### Data records
"""
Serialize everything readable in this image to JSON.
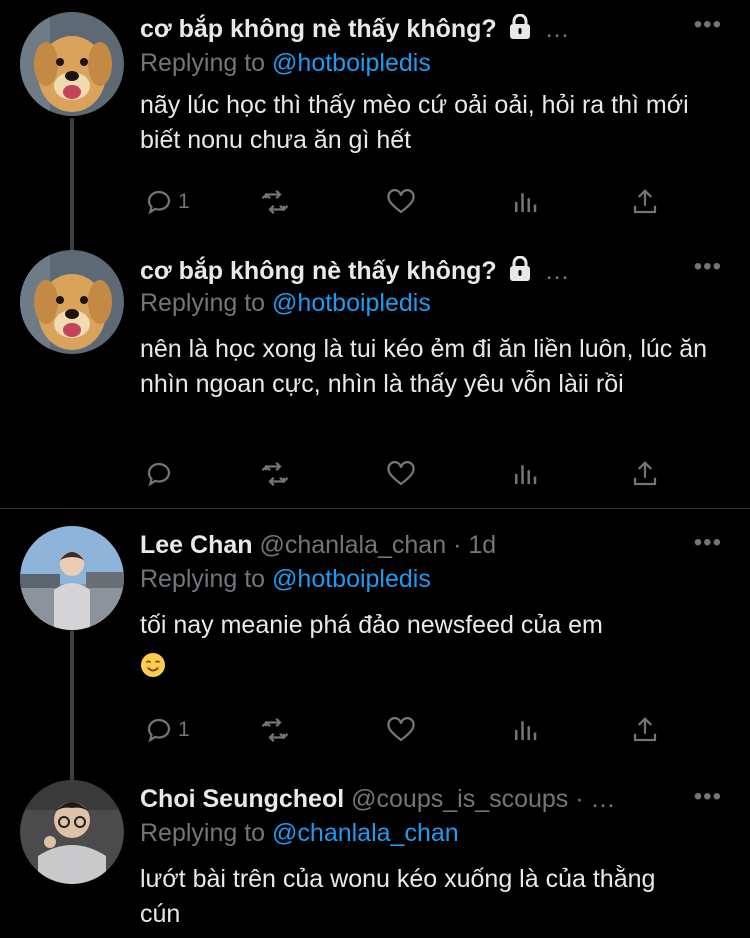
{
  "tweets": [
    {
      "name": "cơ bắp không nè thấy không?",
      "locked": true,
      "truncated": "…",
      "reply_prefix": "Replying to",
      "reply_to": "@hotboipledis",
      "text": "nãy lúc học thì thấy mèo cứ oải oải, hỏi ra thì mới biết nonu chưa ăn gì hết",
      "reply_count": "1",
      "avatar": "golden-retriever-puppy"
    },
    {
      "name": "cơ bắp không nè thấy không?",
      "locked": true,
      "truncated": "…",
      "reply_prefix": "Replying to",
      "reply_to": "@hotboipledis",
      "text": "nên là học xong là tui kéo ẻm đi ăn liền luôn, lúc ăn nhìn ngoan cực, nhìn là thấy yêu vỗn làii rồi",
      "reply_count": "",
      "avatar": "golden-retriever-puppy"
    },
    {
      "name": "Lee Chan",
      "handle": "@chanlala_chan",
      "time": "· 1d",
      "reply_prefix": "Replying to",
      "reply_to": "@hotboipledis",
      "text": "tối nay meanie phá đảo newsfeed của em",
      "emoji": "smiling-face",
      "reply_count": "1",
      "avatar": "person-outdoor"
    },
    {
      "name": "Choi Seungcheol",
      "handle": "@coups_is_scoups",
      "time": "· …",
      "reply_prefix": "Replying to",
      "reply_to": "@chanlala_chan",
      "text": "lướt bài trên của wonu kéo xuống là của thằng cún",
      "avatar": "person-selfie"
    }
  ],
  "more_label": "•••",
  "colors": {
    "background": "#000000",
    "text": "#e7e9ea",
    "muted": "#71767b",
    "link": "#1d9bf0",
    "thread": "#3a3d42"
  }
}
"""
### WHAT YOU WILL DO
Reproduce each record from above exactly; pictures do not belong in the copy.

### COMPLETE OUTPUT
Serialize everything readable in this image to JSON.
{
  "tweets": [
    {
      "name": "cơ bắp không nè thấy không?",
      "locked": true,
      "truncated": "…",
      "reply_prefix": "Replying to",
      "reply_to": "@hotboipledis",
      "text": "nãy lúc học thì thấy mèo cứ oải oải, hỏi ra thì mới biết nonu chưa ăn gì hết",
      "reply_count": "1",
      "avatar": "golden-retriever-puppy"
    },
    {
      "name": "cơ bắp không nè thấy không?",
      "locked": true,
      "truncated": "…",
      "reply_prefix": "Replying to",
      "reply_to": "@hotboipledis",
      "text": "nên là học xong là tui kéo ẻm đi ăn liền luôn, lúc ăn nhìn ngoan cực, nhìn là thấy yêu vỗn làii rồi",
      "reply_count": "",
      "avatar": "golden-retriever-puppy"
    },
    {
      "name": "Lee Chan",
      "handle": "@chanlala_chan",
      "time": "· 1d",
      "reply_prefix": "Replying to",
      "reply_to": "@hotboipledis",
      "text": "tối nay meanie phá đảo newsfeed của em",
      "emoji": "smiling-face",
      "reply_count": "1",
      "avatar": "person-outdoor"
    },
    {
      "name": "Choi Seungcheol",
      "handle": "@coups_is_scoups",
      "time": "· …",
      "reply_prefix": "Replying to",
      "reply_to": "@chanlala_chan",
      "text": "lướt bài trên của wonu kéo xuống là của thằng cún",
      "avatar": "person-selfie"
    }
  ],
  "more_label": "•••",
  "colors": {
    "background": "#000000",
    "text": "#e7e9ea",
    "muted": "#71767b",
    "link": "#1d9bf0",
    "thread": "#3a3d42"
  }
}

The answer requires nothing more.